WHAT IS REQUIRED: Read the records below and copy each line that contains "Credo".

(Dataset records of document pages)
=====

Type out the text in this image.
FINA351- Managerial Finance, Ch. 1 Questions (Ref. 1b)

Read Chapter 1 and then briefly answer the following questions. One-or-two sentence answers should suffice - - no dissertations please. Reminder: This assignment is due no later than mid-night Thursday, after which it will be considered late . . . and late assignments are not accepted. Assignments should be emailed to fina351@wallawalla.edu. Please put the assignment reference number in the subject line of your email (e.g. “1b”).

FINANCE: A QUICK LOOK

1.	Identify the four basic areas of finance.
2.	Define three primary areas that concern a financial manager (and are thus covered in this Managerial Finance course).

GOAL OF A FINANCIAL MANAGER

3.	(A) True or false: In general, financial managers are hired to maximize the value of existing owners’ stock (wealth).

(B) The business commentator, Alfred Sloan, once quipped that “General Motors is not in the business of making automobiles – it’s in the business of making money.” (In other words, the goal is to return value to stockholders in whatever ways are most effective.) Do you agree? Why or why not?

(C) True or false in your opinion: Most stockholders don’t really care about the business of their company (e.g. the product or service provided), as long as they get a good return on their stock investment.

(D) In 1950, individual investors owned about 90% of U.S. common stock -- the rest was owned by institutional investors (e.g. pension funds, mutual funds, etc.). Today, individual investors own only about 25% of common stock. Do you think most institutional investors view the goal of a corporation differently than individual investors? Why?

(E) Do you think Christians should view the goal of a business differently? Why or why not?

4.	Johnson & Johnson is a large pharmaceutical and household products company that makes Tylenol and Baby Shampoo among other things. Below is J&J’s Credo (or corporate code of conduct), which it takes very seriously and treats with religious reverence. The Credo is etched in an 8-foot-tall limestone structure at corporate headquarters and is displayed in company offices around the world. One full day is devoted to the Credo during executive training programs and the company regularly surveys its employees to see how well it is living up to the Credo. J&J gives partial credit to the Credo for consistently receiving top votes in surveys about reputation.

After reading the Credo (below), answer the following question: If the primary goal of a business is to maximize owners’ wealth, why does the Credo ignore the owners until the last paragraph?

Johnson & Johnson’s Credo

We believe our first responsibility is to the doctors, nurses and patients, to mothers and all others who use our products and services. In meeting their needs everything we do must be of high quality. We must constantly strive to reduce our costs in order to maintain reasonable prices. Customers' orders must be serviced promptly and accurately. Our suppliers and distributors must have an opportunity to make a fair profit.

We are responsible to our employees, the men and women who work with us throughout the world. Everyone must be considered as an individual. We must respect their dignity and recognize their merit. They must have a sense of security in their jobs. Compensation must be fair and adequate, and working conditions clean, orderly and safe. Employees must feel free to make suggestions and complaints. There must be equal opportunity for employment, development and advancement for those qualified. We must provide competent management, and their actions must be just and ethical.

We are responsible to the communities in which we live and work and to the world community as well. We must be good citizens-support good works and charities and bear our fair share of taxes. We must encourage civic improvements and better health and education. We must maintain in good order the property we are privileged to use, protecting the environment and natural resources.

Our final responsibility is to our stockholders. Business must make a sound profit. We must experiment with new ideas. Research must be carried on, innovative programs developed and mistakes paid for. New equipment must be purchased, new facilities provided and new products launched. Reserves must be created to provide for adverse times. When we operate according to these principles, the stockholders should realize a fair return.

=====

RESULT OF THE EXERCISE:
4.	Johnson & Johnson is a large pharmaceutical and household products company that makes Tylenol and Baby Shampoo among other things. Below is J&J’s Credo (or corporate code of conduct), which it takes very seriously and treats with religious reverence. The Credo is etched in an 8-foot-tall limestone structure at corporate headquarters and is displayed in company offices around the world. One full day is devoted to the Credo during executive training programs and the company regularly surveys its employees to see how well it is living up to the Credo. J&J gives partial credit to the Credo for consistently receiving top votes in surveys about reputation.
After reading the Credo (below), answer the following question: If the primary goal of a business is to maximize owners’ wealth, why does the Credo ignore the owners until the last paragraph?
Johnson & Johnson’s Credo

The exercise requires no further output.